> Input rows

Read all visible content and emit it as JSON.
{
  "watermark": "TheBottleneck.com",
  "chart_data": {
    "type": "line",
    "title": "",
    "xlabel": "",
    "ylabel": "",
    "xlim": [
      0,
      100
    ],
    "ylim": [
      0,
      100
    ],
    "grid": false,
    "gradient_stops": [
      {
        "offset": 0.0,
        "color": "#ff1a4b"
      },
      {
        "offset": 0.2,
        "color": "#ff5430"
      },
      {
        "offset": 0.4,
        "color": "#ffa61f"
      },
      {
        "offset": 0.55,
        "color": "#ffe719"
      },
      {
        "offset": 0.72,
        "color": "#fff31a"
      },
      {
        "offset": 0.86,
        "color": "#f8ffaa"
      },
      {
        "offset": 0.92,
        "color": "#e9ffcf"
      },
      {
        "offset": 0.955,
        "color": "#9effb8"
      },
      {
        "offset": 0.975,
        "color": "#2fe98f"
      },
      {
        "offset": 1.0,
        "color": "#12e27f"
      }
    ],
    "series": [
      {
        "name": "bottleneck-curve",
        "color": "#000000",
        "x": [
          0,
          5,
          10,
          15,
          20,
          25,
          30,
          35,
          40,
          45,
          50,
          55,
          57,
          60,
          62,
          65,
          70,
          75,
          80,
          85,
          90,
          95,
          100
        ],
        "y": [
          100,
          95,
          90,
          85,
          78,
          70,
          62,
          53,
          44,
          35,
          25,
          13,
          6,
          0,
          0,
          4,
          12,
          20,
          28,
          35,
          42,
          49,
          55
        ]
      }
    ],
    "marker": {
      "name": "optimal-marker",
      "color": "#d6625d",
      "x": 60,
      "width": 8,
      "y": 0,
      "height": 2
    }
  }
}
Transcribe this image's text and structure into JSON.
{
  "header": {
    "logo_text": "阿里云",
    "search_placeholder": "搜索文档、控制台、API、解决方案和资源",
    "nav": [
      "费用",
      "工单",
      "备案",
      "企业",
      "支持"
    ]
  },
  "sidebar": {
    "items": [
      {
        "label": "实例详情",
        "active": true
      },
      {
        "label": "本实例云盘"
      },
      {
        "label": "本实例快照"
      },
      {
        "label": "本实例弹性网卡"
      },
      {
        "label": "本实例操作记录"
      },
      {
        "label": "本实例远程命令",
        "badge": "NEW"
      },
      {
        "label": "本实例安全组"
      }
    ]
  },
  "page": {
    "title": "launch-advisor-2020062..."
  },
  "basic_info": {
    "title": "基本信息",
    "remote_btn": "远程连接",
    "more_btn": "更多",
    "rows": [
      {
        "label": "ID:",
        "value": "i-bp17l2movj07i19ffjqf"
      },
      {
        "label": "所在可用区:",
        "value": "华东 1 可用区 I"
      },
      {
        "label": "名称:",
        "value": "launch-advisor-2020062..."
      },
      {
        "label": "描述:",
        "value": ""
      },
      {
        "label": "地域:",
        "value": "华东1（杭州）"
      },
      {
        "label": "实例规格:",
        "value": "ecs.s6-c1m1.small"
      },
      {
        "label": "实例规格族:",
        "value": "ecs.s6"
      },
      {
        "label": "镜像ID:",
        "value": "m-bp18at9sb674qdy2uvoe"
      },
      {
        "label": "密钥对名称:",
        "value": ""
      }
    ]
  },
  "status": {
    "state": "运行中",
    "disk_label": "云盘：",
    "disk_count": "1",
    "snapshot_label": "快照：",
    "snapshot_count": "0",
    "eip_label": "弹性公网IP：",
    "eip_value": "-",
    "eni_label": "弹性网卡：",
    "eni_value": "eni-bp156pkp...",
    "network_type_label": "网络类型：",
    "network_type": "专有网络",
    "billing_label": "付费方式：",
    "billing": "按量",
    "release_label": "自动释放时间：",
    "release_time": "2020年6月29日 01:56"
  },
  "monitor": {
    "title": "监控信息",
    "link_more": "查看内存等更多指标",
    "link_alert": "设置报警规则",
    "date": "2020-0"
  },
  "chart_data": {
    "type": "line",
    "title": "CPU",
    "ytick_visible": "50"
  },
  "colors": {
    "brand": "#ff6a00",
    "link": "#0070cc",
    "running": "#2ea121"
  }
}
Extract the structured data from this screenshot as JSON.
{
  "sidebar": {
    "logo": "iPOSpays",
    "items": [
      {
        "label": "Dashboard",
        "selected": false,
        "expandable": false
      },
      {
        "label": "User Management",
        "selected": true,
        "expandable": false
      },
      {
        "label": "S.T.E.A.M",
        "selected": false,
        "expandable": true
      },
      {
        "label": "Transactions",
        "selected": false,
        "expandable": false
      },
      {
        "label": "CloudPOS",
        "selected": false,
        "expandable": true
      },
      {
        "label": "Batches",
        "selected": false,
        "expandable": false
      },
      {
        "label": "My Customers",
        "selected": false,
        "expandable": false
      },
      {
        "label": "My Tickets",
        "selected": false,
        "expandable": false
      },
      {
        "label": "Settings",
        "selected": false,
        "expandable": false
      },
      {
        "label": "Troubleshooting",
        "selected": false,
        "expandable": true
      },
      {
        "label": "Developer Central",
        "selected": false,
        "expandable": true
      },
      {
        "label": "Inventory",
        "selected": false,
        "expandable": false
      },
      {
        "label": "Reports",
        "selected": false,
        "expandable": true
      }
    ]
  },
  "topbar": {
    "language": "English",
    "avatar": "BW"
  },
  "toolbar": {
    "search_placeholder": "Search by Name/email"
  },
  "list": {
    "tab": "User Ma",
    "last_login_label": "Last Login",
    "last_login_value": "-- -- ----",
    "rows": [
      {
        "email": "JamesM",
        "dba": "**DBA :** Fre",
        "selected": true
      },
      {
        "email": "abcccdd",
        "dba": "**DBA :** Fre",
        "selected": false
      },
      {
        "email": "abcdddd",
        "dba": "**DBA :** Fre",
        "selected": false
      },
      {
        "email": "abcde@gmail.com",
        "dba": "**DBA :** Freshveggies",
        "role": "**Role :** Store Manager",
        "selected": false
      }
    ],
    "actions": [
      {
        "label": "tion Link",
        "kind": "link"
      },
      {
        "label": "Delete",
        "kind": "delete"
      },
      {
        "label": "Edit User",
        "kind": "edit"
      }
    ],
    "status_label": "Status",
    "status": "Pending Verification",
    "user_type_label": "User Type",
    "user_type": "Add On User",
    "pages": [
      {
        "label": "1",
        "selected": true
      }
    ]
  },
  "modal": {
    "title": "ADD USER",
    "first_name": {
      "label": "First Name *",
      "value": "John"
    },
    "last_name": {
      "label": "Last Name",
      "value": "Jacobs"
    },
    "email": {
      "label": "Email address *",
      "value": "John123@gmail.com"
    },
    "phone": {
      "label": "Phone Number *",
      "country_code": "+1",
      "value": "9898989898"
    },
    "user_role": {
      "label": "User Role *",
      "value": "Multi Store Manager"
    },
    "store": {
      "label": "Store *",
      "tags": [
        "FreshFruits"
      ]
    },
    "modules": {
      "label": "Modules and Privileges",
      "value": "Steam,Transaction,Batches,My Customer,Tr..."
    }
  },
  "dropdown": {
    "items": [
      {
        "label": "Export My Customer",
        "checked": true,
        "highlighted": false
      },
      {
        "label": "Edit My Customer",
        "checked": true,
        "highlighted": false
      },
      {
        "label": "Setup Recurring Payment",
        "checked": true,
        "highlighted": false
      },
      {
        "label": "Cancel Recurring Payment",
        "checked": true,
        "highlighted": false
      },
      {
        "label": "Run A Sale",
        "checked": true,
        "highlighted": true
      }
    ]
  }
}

> The task
Reproduce the full listing word for word.

> Task answer
Read all visible content and emit it as JSON.
{
  "watermark": "TheBottleneck.com",
  "chart_data": {
    "type": "line",
    "title": "",
    "xlabel": "",
    "ylabel": "",
    "xlim": [
      0,
      100
    ],
    "ylim": [
      0,
      100
    ],
    "grid": false,
    "gradient_stops": [
      {
        "offset": 0.0,
        "color": "#ff1a4b"
      },
      {
        "offset": 0.2,
        "color": "#ff5430"
      },
      {
        "offset": 0.4,
        "color": "#ffa61f"
      },
      {
        "offset": 0.55,
        "color": "#ffe719"
      },
      {
        "offset": 0.72,
        "color": "#fff31a"
      },
      {
        "offset": 0.86,
        "color": "#f8ffaa"
      },
      {
        "offset": 0.92,
        "color": "#e9ffcf"
      },
      {
        "offset": 0.955,
        "color": "#9effb8"
      },
      {
        "offset": 0.975,
        "color": "#2fe98f"
      },
      {
        "offset": 1.0,
        "color": "#12e27f"
      }
    ],
    "series": [
      {
        "name": "bottleneck-curve",
        "color": "#000000",
        "x": [
          0,
          5,
          10,
          15,
          20,
          25,
          30,
          35,
          40,
          45,
          50,
          55,
          57,
          60,
          62,
          65,
          70,
          75,
          80,
          85,
          90,
          95,
          100
        ],
        "y": [
          100,
          95,
          90,
          85,
          78,
          70,
          62,
          53,
          44,
          35,
          25,
          13,
          6,
          0,
          0,
          4,
          12,
          20,
          28,
          35,
          42,
          49,
          55
        ]
      }
    ],
    "marker": {
      "name": "optimal-marker",
      "color": "#d6625d",
      "x": 60,
      "width": 8,
      "y": 0,
      "height": 2
    }
  }
}
Transcribe this image's text and structure into JSON.
{
  "header": {
    "logo_text": "阿里云",
    "search_placeholder": "搜索文档、控制台、API、解决方案和资源",
    "nav": [
      "费用",
      "工单",
      "备案",
      "企业",
      "支持"
    ]
  },
  "sidebar": {
    "items": [
      {
        "label": "实例详情",
        "active": true
      },
      {
        "label": "本实例云盘"
      },
      {
        "label": "本实例快照"
      },
      {
        "label": "本实例弹性网卡"
      },
      {
        "label": "本实例操作记录"
      },
      {
        "label": "本实例远程命令",
        "badge": "NEW"
      },
      {
        "label": "本实例安全组"
      }
    ]
  },
  "page": {
    "title": "launch-advisor-2020062..."
  },
  "basic_info": {
    "title": "基本信息",
    "remote_btn": "远程连接",
    "more_btn": "更多",
    "rows": [
      {
        "label": "ID:",
        "value": "i-bp17l2movj07i19ffjqf"
      },
      {
        "label": "所在可用区:",
        "value": "华东 1 可用区 I"
      },
      {
        "label": "名称:",
        "value": "launch-advisor-2020062..."
      },
      {
        "label": "描述:",
        "value": ""
      },
      {
        "label": "地域:",
        "value": "华东1（杭州）"
      },
      {
        "label": "实例规格:",
        "value": "ecs.s6-c1m1.small"
      },
      {
        "label": "实例规格族:",
        "value": "ecs.s6"
      },
      {
        "label": "镜像ID:",
        "value": "m-bp18at9sb674qdy2uvoe"
      },
      {
        "label": "密钥对名称:",
        "value": ""
      }
    ]
  },
  "status": {
    "state": "运行中",
    "disk_label": "云盘：",
    "disk_count": "1",
    "snapshot_label": "快照：",
    "snapshot_count": "0",
    "eip_label": "弹性公网IP：",
    "eip_value": "-",
    "eni_label": "弹性网卡：",
    "eni_value": "eni-bp156pkp...",
    "network_type_label": "网络类型：",
    "network_type": "专有网络",
    "billing_label": "付费方式：",
    "billing": "按量",
    "release_label": "自动释放时间：",
    "release_time": "2020年6月29日 01:56"
  },
  "monitor": {
    "title": "监控信息",
    "link_more": "查看内存等更多指标",
    "link_alert": "设置报警规则",
    "date": "2020-0"
  },
  "chart_data": {
    "type": "line",
    "title": "CPU",
    "ytick_visible": "50"
  },
  "colors": {
    "brand": "#ff6a00",
    "link": "#0070cc",
    "running": "#2ea121"
  }
}
Extract the structured data from this screenshot as JSON.
{
  "sidebar": {
    "logo": "iPOSpays",
    "items": [
      {
        "label": "Dashboard",
        "selected": false,
        "expandable": false
      },
      {
        "label": "User Management",
        "selected": true,
        "expandable": false
      },
      {
        "label": "S.T.E.A.M",
        "selected": false,
        "expandable": true
      },
      {
        "label": "Transactions",
        "selected": false,
        "expandable": false
      },
      {
        "label": "CloudPOS",
        "selected": false,
        "expandable": true
      },
      {
        "label": "Batches",
        "selected": false,
        "expandable": false
      },
      {
        "label": "My Customers",
        "selected": false,
        "expandable": false
      },
      {
        "label": "My Tickets",
        "selected": false,
        "expandable": false
      },
      {
        "label": "Settings",
        "selected": false,
        "expandable": false
      },
      {
        "label": "Troubleshooting",
        "selected": false,
        "expandable": true
      },
      {
        "label": "Developer Central",
        "selected": false,
        "expandable": true
      },
      {
        "label": "Inventory",
        "selected": false,
        "expandable": false
      },
      {
        "label": "Reports",
        "selected": false,
        "expandable": true
      }
    ]
  },
  "topbar": {
    "language": "English",
    "avatar": "BW"
  },
  "toolbar": {
    "search_placeholder": "Search by Name/email"
  },
  "list": {
    "tab": "User Ma",
    "last_login_label": "Last Login",
    "last_login_value": "-- -- ----",
    "rows": [
      {
        "email": "JamesM",
        "dba": "**DBA :** Fre",
        "selected": true
      },
      {
        "email": "abcccdd",
        "dba": "**DBA :** Fre",
        "selected": false
      },
      {
        "email": "abcdddd",
        "dba": "**DBA :** Fre",
        "selected": false
      },
      {
        "email": "abcde@gmail.com",
        "dba": "**DBA :** Freshveggies",
        "role": "**Role :** Store Manager",
        "selected": false
      }
    ],
    "actions": [
      {
        "label": "tion Link",
        "kind": "link"
      },
      {
        "label": "Delete",
        "kind": "delete"
      },
      {
        "label": "Edit User",
        "kind": "edit"
      }
    ],
    "status_label": "Status",
    "status": "Pending Verification",
    "user_type_label": "User Type",
    "user_type": "Add On User",
    "pages": [
      {
        "label": "1",
        "selected": true
      }
    ]
  },
  "modal": {
    "title": "ADD USER",
    "first_name": {
      "label": "First Name *",
      "value": "John"
    },
    "last_name": {
      "label": "Last Name",
      "value": "Jacobs"
    },
    "email": {
      "label": "Email address *",
      "value": "John123@gmail.com"
    },
    "phone": {
      "label": "Phone Number *",
      "country_code": "+1",
      "value": "9898989898"
    },
    "user_role": {
      "label": "User Role *",
      "value": "Multi Store Manager"
    },
    "store": {
      "label": "Store *",
      "tags": [
        "FreshFruits"
      ]
    },
    "modules": {
      "label": "Modules and Privileges",
      "value": "Steam,Transaction,Batches,My Customer,Tr..."
    }
  },
  "dropdown": {
    "items": [
      {
        "label": "Export My Customer",
        "checked": true,
        "highlighted": false
      },
      {
        "label": "Edit My Customer",
        "checked": true,
        "highlighted": false
      },
      {
        "label": "Setup Recurring Payment",
        "checked": true,
        "highlighted": false
      },
      {
        "label": "Cancel Recurring Payment",
        "checked": true,
        "highlighted": false
      },
      {
        "label": "Run A Sale",
        "checked": true,
        "highlighted": true
      }
    ]
  }
}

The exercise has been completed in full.